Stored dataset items
** Begin **

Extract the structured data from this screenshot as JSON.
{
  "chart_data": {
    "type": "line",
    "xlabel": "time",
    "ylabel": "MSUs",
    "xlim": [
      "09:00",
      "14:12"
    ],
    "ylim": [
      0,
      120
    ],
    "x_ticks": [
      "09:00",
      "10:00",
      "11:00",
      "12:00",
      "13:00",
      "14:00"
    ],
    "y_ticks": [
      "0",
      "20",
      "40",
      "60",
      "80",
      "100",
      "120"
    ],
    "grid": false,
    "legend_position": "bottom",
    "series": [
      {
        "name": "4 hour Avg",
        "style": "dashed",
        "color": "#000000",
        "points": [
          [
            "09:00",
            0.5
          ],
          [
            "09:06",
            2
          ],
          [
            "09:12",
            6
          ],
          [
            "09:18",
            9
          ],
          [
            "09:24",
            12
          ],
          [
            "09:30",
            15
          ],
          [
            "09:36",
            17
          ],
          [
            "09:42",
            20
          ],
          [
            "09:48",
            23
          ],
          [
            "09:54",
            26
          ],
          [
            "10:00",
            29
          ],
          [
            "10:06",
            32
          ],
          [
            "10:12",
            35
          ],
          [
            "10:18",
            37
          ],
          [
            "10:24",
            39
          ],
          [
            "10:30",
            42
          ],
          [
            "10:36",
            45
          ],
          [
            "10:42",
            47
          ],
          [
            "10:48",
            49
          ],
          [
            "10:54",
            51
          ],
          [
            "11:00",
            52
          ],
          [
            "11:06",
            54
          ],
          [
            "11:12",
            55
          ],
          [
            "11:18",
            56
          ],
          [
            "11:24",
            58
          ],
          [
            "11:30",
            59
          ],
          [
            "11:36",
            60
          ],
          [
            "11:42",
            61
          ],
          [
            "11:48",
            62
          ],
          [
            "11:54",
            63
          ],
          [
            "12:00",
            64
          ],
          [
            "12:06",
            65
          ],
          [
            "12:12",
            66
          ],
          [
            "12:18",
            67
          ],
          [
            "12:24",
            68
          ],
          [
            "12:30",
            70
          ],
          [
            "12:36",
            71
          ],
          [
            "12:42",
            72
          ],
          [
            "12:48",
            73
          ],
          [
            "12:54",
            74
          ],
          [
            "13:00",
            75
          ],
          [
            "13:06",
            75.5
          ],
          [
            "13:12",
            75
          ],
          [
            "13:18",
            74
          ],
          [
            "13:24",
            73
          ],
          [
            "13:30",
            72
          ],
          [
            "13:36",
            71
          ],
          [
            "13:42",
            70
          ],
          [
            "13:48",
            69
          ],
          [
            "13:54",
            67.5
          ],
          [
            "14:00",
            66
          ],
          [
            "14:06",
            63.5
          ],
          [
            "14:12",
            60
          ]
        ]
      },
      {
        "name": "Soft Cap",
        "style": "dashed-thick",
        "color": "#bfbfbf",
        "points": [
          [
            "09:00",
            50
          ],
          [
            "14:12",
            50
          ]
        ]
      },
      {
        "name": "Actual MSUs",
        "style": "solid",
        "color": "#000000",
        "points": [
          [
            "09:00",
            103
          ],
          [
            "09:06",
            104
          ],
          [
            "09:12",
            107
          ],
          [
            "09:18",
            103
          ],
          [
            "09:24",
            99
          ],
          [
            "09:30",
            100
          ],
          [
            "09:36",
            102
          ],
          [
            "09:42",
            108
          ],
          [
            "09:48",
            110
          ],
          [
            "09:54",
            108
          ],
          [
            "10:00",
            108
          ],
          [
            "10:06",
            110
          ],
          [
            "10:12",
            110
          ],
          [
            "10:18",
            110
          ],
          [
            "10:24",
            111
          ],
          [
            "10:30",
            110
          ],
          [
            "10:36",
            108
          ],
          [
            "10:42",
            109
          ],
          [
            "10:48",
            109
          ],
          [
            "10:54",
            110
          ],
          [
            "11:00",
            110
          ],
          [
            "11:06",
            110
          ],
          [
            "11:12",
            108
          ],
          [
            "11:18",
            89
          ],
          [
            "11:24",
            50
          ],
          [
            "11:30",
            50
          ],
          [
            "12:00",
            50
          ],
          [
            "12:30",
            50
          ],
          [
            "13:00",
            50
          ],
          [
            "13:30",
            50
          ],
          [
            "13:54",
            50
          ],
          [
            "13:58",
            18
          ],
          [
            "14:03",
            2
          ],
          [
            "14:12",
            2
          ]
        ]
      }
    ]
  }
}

** End **

_WORK REQUIRED_
In the entries above, count each line that holds "style". Give the total and nothing else.

_WRITTEN ANSWER_
3